____ EXCERPT PROVIDED

Antena 3
- Logo used since 2025
- Country: Spain
- Broadcast area: Spain, Andorra, Gibraltar and International
- Headquarters: San Sebastián de los Reyes, Community of Madrid

Programming
- Language: Spanish
- Picture format: 1080i HDTV

Ownership
- Owner: Atresmedia
- Sister channels: LaSexta; Neox; Nova; Mega; Atreseries; Antena 3 Internacional [es]; Atrescine [es];

History
- Launched: 25 December 1989; 36 years ago (experimental transmissions) 25 January 1990; 36 years ago (official launch)

Links
- Website: antena3.com

Availability

Terrestrial
- Digital terrestrial television: LaSexta; Mux 34 (Madrid); Mux 27 (Barcelona); Mux 45 (Andorra);

Streaming media
- Atresplayer: Watch live

= Antena 3 (Spanish TV channel) =

Private Spanish generalist television network

Antena 3 headquarters

Antena 3 (Antena Tres) is a Spanish terrestrial television channel and part of Atresmedia, of which it is the flagship station. Its current headquarters are located in San Sebastián de los Reyes.

Some of the most popular programmes broadcast by Antena 3 include Aquí no hay quien viva, Física o Química, El barco, Los Protegidos, The Simpsons, El Hormiguero and El Internado. Some of its programmes, such as Física o Química, Money Heist and Your Face Sounds Familiar, gained international success and recognition, leading to many duplicate programmes being produced worldwide.

Antena 3 is generally listed as the third channel on television sets throughout Spain, except in certain autonomous communities where the regional station occupies channel number 3.

== History ==
It was launched on Christmas Day, 25 December 1989 when it began test transmissions, and then later, it commenced its official broadcasts throughout Spain exactly one month later on 25 January 1990, with a programme fronted by journalist Miguel Ángel Nieto, thus becoming Spain's first nationwide private television station.

________
____ RECORD EXTRACTS

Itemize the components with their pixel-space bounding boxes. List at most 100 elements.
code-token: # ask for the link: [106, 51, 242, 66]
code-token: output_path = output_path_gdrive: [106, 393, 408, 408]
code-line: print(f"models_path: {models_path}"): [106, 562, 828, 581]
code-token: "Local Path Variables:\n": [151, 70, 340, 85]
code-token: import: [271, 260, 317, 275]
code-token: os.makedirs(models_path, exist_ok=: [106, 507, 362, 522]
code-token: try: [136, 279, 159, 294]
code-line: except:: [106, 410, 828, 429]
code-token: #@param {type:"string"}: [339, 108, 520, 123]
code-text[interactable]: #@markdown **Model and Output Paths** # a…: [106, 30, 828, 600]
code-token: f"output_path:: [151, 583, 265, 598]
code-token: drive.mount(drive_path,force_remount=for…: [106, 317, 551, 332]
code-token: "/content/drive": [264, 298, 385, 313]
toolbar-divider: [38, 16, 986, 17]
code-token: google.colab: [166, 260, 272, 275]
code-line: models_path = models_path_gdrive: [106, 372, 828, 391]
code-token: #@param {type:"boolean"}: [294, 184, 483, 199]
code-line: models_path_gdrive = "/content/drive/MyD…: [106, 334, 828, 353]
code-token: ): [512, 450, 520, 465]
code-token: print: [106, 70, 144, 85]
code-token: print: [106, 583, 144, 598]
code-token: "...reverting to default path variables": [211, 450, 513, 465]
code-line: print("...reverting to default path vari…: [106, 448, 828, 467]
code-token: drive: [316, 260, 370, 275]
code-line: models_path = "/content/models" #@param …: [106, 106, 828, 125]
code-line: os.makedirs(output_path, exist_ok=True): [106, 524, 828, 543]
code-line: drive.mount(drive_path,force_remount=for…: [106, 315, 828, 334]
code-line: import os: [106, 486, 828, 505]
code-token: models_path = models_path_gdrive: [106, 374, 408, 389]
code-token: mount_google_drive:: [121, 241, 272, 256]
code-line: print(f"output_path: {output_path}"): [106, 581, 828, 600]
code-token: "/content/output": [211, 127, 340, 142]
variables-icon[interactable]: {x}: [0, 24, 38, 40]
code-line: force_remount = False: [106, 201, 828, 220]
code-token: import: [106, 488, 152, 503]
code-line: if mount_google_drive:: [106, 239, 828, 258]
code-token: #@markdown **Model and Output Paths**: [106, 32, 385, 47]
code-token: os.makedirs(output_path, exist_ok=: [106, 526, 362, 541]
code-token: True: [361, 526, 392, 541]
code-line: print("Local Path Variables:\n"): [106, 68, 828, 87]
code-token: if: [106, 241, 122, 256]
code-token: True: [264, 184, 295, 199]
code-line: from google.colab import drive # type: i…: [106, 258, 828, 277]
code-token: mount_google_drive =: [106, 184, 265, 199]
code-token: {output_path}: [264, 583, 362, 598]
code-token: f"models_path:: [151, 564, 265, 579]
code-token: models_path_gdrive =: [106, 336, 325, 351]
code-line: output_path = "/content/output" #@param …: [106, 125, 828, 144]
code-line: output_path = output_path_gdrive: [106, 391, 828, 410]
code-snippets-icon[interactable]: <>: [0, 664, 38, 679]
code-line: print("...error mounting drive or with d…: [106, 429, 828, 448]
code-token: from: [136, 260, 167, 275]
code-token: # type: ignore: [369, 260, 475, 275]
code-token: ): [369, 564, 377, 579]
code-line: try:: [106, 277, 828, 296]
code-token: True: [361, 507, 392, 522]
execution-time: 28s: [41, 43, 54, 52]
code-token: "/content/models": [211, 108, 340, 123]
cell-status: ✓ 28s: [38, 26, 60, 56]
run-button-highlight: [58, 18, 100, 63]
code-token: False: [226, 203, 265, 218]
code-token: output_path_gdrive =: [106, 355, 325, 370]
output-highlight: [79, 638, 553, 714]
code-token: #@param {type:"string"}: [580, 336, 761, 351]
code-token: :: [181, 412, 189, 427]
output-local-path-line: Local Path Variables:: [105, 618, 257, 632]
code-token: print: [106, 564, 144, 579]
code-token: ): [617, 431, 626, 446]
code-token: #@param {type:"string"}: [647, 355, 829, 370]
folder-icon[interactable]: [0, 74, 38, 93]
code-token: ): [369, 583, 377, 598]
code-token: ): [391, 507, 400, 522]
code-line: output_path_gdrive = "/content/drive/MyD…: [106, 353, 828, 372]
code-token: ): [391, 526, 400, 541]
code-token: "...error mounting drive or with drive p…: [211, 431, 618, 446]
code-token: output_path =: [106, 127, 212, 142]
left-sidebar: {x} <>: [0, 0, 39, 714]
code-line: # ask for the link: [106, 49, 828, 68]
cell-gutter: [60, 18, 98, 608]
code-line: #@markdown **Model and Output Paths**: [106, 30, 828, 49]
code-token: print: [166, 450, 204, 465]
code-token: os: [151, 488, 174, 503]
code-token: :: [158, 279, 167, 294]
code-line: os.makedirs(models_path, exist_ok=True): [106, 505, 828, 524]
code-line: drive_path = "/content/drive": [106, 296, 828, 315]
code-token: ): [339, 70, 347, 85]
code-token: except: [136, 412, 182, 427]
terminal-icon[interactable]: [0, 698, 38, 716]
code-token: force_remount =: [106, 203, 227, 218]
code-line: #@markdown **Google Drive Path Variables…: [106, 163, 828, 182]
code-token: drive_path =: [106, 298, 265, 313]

________

(THINGS TO DO):
1) Do these statements agree with the Antena 3 article? For each, answer yes or no and quote the words from the article that settle it. (a) Antena 3's current headquarters are in San Sebastián de los Reyes. (b) Antena 3 began its official broadcasts on 25 December 1989. (c) LaSexta owns Antena 3.
2) Copy out the Antena 3 article word for word, from "Antena 3 (Antena" up to and including "de los Reyes.".
3) Keep writing the Antena 3 article, going on from its last sentence.

(ANSWERS TO THE EXERCISES):
1)
(a) Yes: "Its current headquarters are located in San Sebastián de los Reyes."
(b) No: "it commenced its official broadcasts throughout Spain exactly one month later on 25 January 1990"
(c) No: "Owner: Atresmedia"

2)
Antena 3 (Antena Tres) is a Spanish terrestrial television channel and part of Atresmedia, of which it is the flagship station. Its current headquarters are located in San Sebastián de los Reyes.

3)
In July 1997, Grupo Zeta sold its stake to Telefónica; José María Mas became president and José Manuel Lorenzo director general. During the Telefónica period, Antena 3 joined the Vía Digital project.

In 2002, Antena 3 became the first Spanish private television channel to broadcast the FIFA World Cup.

The channel presented a new brand identity on 24 January 2025, introduced on 25 January, the 35th anniversary of its regular broadcasts, creating a modern and "timeless" identity. A new custom typeface was created.

==Programming==

The biggest winners for the channel are The Simpsons, Velvet, DEC, El Diario (a daily talk show run by Sandra Daviú) and the Noticias (particularly the evening edition run by Matías Prats).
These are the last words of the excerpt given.